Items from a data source
::::::::
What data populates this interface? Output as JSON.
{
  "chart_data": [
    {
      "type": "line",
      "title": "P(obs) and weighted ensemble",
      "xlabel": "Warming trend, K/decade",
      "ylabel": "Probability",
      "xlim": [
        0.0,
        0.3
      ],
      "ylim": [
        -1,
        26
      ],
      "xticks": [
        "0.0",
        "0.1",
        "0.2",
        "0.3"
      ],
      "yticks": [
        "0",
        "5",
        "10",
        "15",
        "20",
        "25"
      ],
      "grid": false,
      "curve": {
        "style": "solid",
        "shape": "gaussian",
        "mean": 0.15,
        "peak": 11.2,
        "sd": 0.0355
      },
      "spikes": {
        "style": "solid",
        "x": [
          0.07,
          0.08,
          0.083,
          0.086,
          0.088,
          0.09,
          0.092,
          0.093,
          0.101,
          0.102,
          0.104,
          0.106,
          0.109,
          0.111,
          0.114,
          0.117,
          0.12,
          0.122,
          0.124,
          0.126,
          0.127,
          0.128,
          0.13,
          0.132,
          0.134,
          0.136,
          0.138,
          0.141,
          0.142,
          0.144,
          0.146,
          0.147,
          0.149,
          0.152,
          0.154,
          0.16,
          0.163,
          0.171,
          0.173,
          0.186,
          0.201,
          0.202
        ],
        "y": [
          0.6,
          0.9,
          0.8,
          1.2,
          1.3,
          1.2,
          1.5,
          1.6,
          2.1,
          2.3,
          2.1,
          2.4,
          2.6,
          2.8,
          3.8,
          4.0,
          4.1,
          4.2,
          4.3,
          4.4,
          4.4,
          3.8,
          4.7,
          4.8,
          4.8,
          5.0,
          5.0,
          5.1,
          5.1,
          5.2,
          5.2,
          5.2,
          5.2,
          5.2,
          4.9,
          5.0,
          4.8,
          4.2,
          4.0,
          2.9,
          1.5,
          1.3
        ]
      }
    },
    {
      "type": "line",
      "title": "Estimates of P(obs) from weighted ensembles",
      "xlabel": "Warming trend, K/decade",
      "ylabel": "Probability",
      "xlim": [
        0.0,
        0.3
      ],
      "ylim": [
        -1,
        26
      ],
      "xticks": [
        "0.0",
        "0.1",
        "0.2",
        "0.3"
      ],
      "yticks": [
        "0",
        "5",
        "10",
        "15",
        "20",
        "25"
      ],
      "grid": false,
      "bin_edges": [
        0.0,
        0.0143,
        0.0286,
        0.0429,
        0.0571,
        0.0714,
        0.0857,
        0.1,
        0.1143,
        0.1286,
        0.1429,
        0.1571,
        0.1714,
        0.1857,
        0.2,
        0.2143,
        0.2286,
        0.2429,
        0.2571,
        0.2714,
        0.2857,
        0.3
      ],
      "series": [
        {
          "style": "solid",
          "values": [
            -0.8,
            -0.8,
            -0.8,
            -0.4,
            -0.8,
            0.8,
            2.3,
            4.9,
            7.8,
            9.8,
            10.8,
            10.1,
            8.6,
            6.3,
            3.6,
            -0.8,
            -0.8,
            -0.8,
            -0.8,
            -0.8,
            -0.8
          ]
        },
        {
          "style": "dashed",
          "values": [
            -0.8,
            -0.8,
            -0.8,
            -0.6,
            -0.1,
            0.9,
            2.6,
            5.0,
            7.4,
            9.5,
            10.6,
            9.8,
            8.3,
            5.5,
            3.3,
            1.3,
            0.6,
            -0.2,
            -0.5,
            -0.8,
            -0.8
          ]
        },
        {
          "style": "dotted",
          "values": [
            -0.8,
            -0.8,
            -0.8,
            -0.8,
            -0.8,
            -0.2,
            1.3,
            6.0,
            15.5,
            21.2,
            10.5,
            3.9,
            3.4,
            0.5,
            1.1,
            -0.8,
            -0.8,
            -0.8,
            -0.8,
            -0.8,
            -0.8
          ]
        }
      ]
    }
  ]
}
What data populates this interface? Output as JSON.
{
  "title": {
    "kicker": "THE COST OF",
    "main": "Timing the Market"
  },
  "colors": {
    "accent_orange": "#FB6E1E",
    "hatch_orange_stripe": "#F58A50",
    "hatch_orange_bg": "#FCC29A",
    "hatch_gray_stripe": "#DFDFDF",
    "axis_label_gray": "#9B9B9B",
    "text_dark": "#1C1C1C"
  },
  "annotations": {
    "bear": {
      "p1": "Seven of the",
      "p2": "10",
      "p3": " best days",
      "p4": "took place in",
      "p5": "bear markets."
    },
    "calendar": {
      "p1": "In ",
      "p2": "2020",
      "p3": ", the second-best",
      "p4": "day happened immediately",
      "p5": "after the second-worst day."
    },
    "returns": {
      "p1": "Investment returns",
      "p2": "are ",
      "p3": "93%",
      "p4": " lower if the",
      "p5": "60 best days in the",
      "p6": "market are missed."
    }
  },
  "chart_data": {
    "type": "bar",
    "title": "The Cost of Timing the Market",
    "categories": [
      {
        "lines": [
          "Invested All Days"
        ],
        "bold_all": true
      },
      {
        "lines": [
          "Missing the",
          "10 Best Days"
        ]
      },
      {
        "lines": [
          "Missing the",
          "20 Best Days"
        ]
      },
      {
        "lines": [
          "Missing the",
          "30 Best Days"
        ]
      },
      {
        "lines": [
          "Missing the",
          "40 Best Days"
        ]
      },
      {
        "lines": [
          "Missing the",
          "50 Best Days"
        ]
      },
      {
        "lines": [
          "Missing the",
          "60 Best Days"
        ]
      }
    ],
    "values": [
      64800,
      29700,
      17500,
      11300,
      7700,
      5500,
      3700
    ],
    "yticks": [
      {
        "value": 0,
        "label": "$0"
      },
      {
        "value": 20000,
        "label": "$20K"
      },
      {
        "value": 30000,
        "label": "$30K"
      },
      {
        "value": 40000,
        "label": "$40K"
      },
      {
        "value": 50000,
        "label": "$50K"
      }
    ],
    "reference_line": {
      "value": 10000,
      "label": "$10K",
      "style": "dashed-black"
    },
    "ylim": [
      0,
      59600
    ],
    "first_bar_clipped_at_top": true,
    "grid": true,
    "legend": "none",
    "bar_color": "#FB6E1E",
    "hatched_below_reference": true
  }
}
::::::::
* **Task instructions**
Return only the number of lines in the preceding records that contain the string "style".

* **Full output**
6